### WHAT YOU SHOULD DO:
Express every line of the data below as a JSON list of strings, one string per line and no blank lines. Leave out the pictures.

[Raw data]
------------

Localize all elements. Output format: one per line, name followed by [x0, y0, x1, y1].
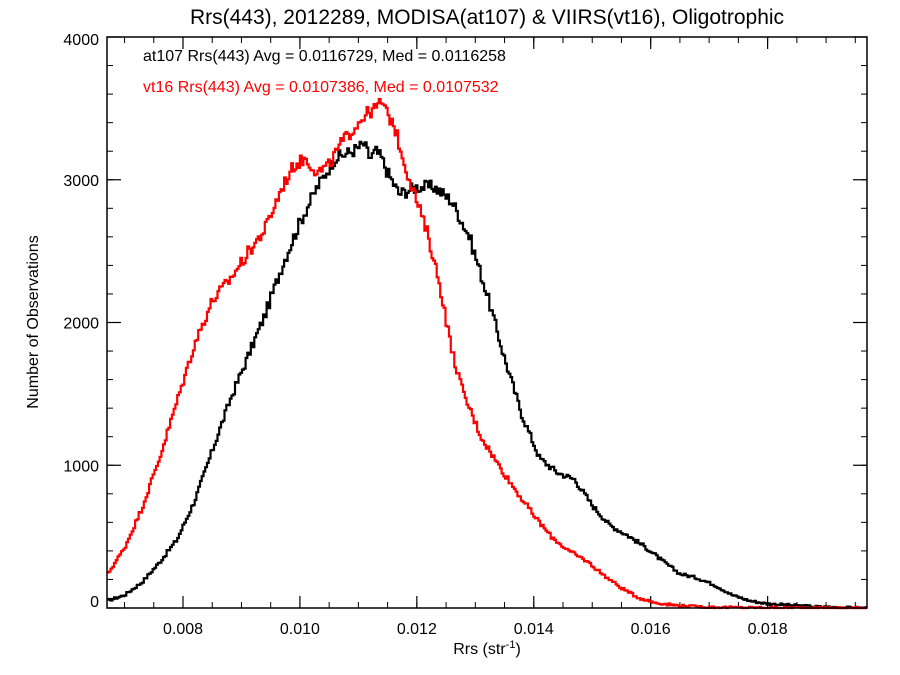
- chart-title: Rrs(443), 2012289, MODISA(at107) & VIIRS…: [190, 6, 784, 29]
- y-tick-label: 3000: [63, 173, 99, 190]
- x-axis-label-close: ): [515, 641, 520, 658]
- legend-entry-at107: at107 Rrs(443) Avg = 0.0116729, Med = 0.…: [143, 48, 506, 65]
- x-tick-label: 0.010: [280, 621, 320, 638]
- x-tick-label: 0.016: [631, 621, 671, 638]
- x-tick-label: 0.014: [514, 621, 554, 638]
- x-tick-label: 0.012: [397, 621, 437, 638]
- x-tick-label: 0.008: [163, 621, 203, 638]
- x-tick-labels: 0.008 0.010 0.012 0.014 0.016 0.018: [163, 621, 788, 638]
- y-tick-labels: 0 1000 2000 3000 4000: [63, 32, 99, 611]
- y-tick-label: 2000: [63, 316, 99, 333]
- plot-frame: [106, 36, 868, 609]
- legend-entry-vt16: vt16 Rrs(443) Avg = 0.0107386, Med = 0.0…: [143, 79, 499, 96]
- x-tick-label: 0.018: [748, 621, 788, 638]
- x-axis-label: Rrs (str-1): [453, 639, 521, 658]
- y-tick-label: 1000: [63, 458, 99, 475]
- y-tick-label: 0: [90, 594, 99, 611]
- y-axis-label: Number of Observations: [25, 235, 42, 408]
- y-tick-label: 4000: [63, 32, 99, 49]
- series-at107-line: [107, 140, 868, 610]
- axis-ticks: [107, 36, 867, 609]
- x-axis-label-sup: -1: [506, 639, 516, 651]
- x-axis-label-main: Rrs (str: [453, 641, 506, 658]
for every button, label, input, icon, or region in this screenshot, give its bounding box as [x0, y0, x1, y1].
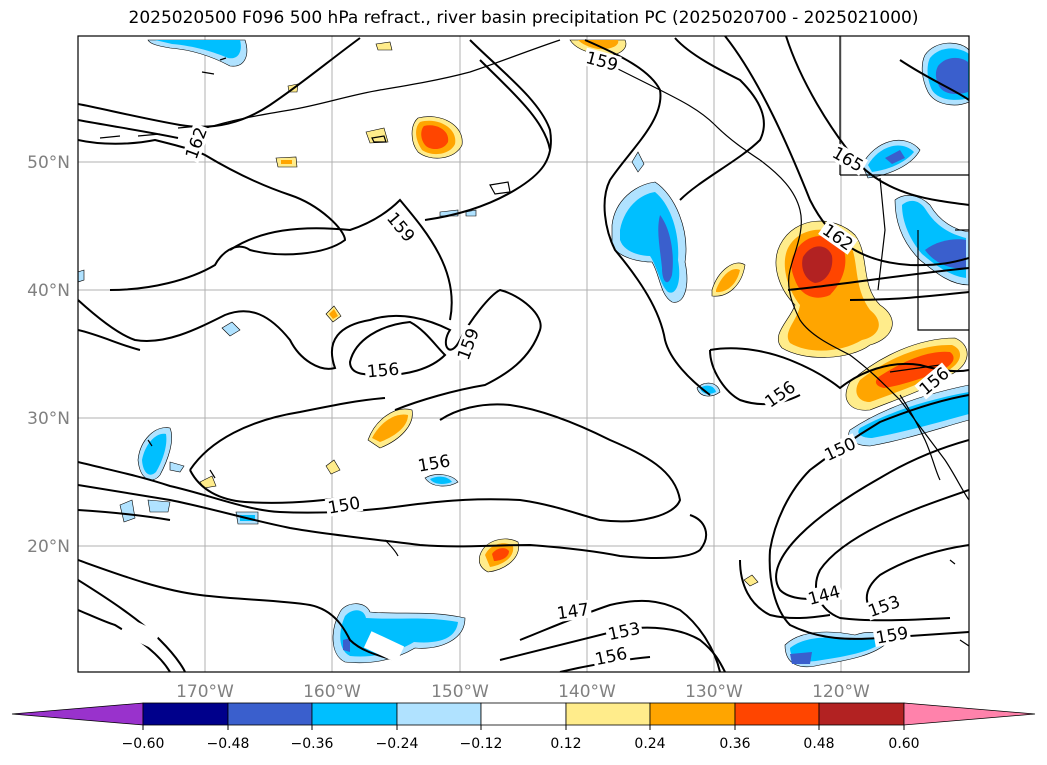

------------

### RESPONSE TO THIS EXERCISE:
[
  "Localize all elements. Output format: one per line, name followed by [x0, y0, x1, y1].",
  "- chart-title: Rrs(443), 2012289, MODISA(at107) & VIIRS…: [190, 6, 784, 29]",
  "- y-tick-label: 3000: [63, 173, 99, 190]",
  "- x-axis-label-close: ): [515, 641, 520, 658]",
  "- legend-entry-at107: at107 Rrs(443) Avg = 0.0116729, Med = 0.…: [143, 48, 506, 65]",
  "- x-tick-label: 0.010: [280, 621, 320, 638]",
  "- x-tick-label: 0.016: [631, 621, 671, 638]",
  "- x-tick-label: 0.014: [514, 621, 554, 638]",
  "- x-tick-label: 0.012: [397, 621, 437, 638]",
  "- x-tick-label: 0.008: [163, 621, 203, 638]",
  "- x-tick-labels: 0.008 0.010 0.012 0.014 0.016 0.018: [163, 621, 788, 638]",
  "- y-tick-labels: 0 1000 2000 3000 4000: [63, 32, 99, 611]",
  "- y-tick-label: 2000: [63, 316, 99, 333]",
  "- plot-frame: [106, 36, 868, 609]",
  "- legend-entry-vt16: vt16 Rrs(443) Avg = 0.0107386, Med = 0.0…: [143, 79, 499, 96]",
  "- x-tick-label: 0.018: [748, 621, 788, 638]",
  "- x-axis-label: Rrs (str-1): [453, 639, 521, 658]",
  "- y-tick-label: 1000: [63, 458, 99, 475]",
  "- y-tick-label: 0: [90, 594, 99, 611]",
  "- y-axis-label: Number of Observations: [25, 235, 42, 408]",
  "- y-tick-label: 4000: [63, 32, 99, 49]",
  "- series-at107-line: [107, 140, 868, 610]",
  "- axis-ticks: [107, 36, 867, 609]",
  "- x-axis-label-sup: -1: [506, 639, 516, 651]",
  "- x-axis-label-main: Rrs (str: [453, 641, 506, 658]",
  "for every button, label, input, icon, or region in this screenshot, give its bounding box as [x0, y0, x1, y1]."
]